---------- KUTIPAN TEKS ----------

Seperti yang terjadi di Indonesia belakangan ini berupa pelemahan KPK dan putusan Mahkamah Konstitusi yang secara prosedural memenuhi kriteria. Adanya pihak korban menunjukan bahwa sistem prosedural yang berlaku tak memuat keadilan yang bersifat dialektik antara masyarakat sebagai korban dan rezim sebagai dalang. Hal demikian menunjukan kembali dualisme antara keadilan prosedural dan substansial, antara keberpihakan keadilan dan kenetralan keadilan.
Walaupun pada akhirnya ada pengadilan massa sebagai revolusi institusi (pura-pura) netral. Namun, menurut Foucault, peradilan massa tak memenuhi tiga unsur pihak yang berperkara. Dua pihak yang saling berhadapan dan satu pihak netral. Bagi Foucault peradilan massa hanya ada dua pihak. Pihak yang sakit hati terhadap musuhnya dan si musuh itu sendiri. Mereka yang mempunyai musuh tersebut akan menghukum orang lain yang dikatakan sebagai musuh. Sebagai contoh ialah pengadilan di Bethune, di mana para pekerja tambang yang memutuskan untuk mengeksekusi pejuang Jerman. Lalu, ketika api dinyalakan terdengar suara “Heil Hitler!”, demikian membuat keputusan mengeksekusi merupakan pilihan yang adil bagi orang-orang yang terlibat di sana.

---------- CATATAN UNTUK DIOLAH ----------

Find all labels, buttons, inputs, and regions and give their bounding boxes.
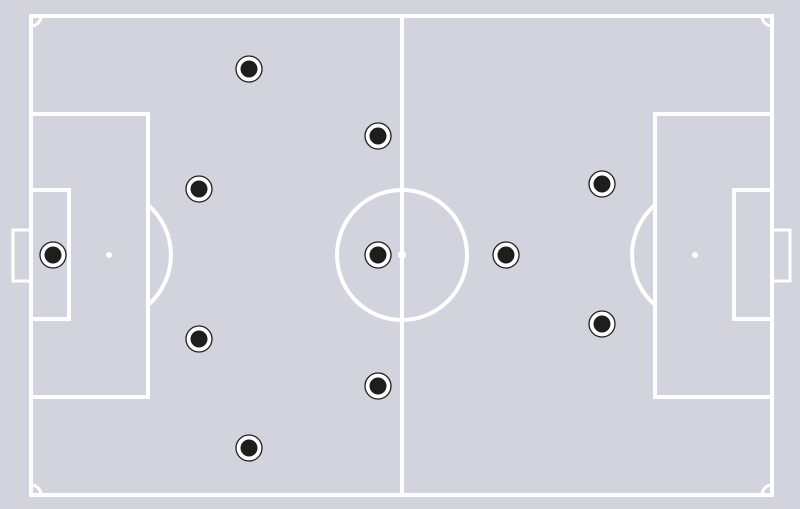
corner-arc-bottom-left [30, 483, 43, 496]
player-marker-dot [593, 175, 611, 193]
player-marker-icon[interactable] [185, 325, 213, 353]
player-marker-dot [593, 315, 611, 333]
player-marker-icon[interactable] [492, 241, 520, 269]
player-markers [39, 55, 616, 462]
right-penalty-arc [630, 203, 657, 307]
center-circle [335, 188, 469, 322]
corner-arc-bottom-right [760, 483, 773, 496]
player-marker-icon[interactable] [364, 372, 392, 400]
player-marker-dot [369, 377, 387, 395]
player-marker-icon[interactable] [364, 241, 392, 269]
player-marker-dot [190, 180, 208, 198]
player-marker-dot [369, 246, 387, 264]
center-spot [398, 251, 406, 259]
player-marker-dot [240, 439, 258, 457]
player-marker-icon[interactable] [588, 170, 616, 198]
right-goal [770, 228, 792, 283]
player-marker-dot [44, 246, 62, 264]
pitch-markings [11, 14, 792, 497]
player-marker-icon[interactable] [588, 310, 616, 338]
player-marker-icon[interactable] [235, 434, 263, 462]
corner-arc-top-left [30, 15, 43, 28]
player-marker-dot [369, 127, 387, 145]
player-marker-icon[interactable] [235, 55, 263, 83]
player-marker-dot [497, 246, 515, 264]
player-marker-icon[interactable] [364, 122, 392, 150]
corner-arc-top-right [760, 15, 773, 28]
left-penalty-spot [106, 252, 112, 258]
left-penalty-arc [146, 203, 173, 307]
player-marker-icon[interactable] [185, 175, 213, 203]
player-marker-dot [240, 60, 258, 78]
player-marker-icon[interactable] [39, 241, 67, 269]
right-penalty-spot [692, 252, 698, 258]
left-goal [11, 228, 33, 283]
player-marker-dot [190, 330, 208, 348]
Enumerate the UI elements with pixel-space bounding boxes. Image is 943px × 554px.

----------

- TUGAS LATIHAN
**a.** Masukkan baris-baris catatan ke dalam tabel Markdown dengan kolom "Nomor" dan "Baris", mulai dari baris yang memuat "corner-arc-bottom-left [30, 483, 43, 496]" sampai dengan baris yang memuat "right-penalty-arc [630, 203, 657, 307]", tanpa baris kosong.
**b.** Teruskan tulisan tentang keadilan dan peradilan massa setelah kalimat terakhirnya.

- JAWABAN LATIHAN
**a.**
| Nomor | Baris |
|---|---|
| 1 | corner-arc-bottom-left [30, 483, 43, 496] |
| 2 | player-marker-dot [593, 175, 611, 193] |
| 3 | player-marker-icon[interactable] [185, 325, 213, 353] |
| 4 | player-marker-dot [593, 315, 611, 333] |
| 5 | player-marker-icon[interactable] [492, 241, 520, 269] |
| 6 | player-markers [39, 55, 616, 462] |
| 7 | right-penalty-arc [630, 203, 657, 307] |

**b.**
Foucault beranggapan bahwa peradilan massa yang mengantagonisasi pihak lawan tak ada bedanya dengan tindak peradilan zaman kuno. Artinya, peradilan massa sesungguhnya juga memuat aparat peradilan yang sesuai dengan jalannya revolusi dan tidak bertekuk lutut pada penghakiman sepihak. Meskipun kapitalisme dalam kelas sosialnya Lenin atau Mao menjadi antagonis utama, betapa ironinya apabila anak-anak tak bersalah menjadi korban penghakiman peradilan massa. Peradilan massa juga dalam membuat aturan-aturannya dikekang oleh ideologi salah satu pihak sebagai basis massa yang memberontak.
Adanya peradilan yang netral dan peradilan massa telah menjadi siklus keadilan yang selalu berkutat pada kelas sosial. Ketika kapitalisme menjadi dalang dari semuanya, menurut Jurgen Habermas dalam “The Structural Transformation of Public Sphere” mengemukakan bahwa peradilan massa justru menggiring ruang publik yang tidak demokratis dan rasional. Sebagaimana Maxmillien de Robespierre dalam Revolusi Perancis mendalangi pemenggalan ribuan orang yang menolak revolusi. Perilaku-perilaku totalitarianisme merupakan buntut peradilan massa yang tak terkontrol. Jean Paul Sartre menyampaikan kritiknya dalam “Existensialism is a Humanism” terhadap totalitarianisme dan peradilan massa yang merenggut kebebasan individu.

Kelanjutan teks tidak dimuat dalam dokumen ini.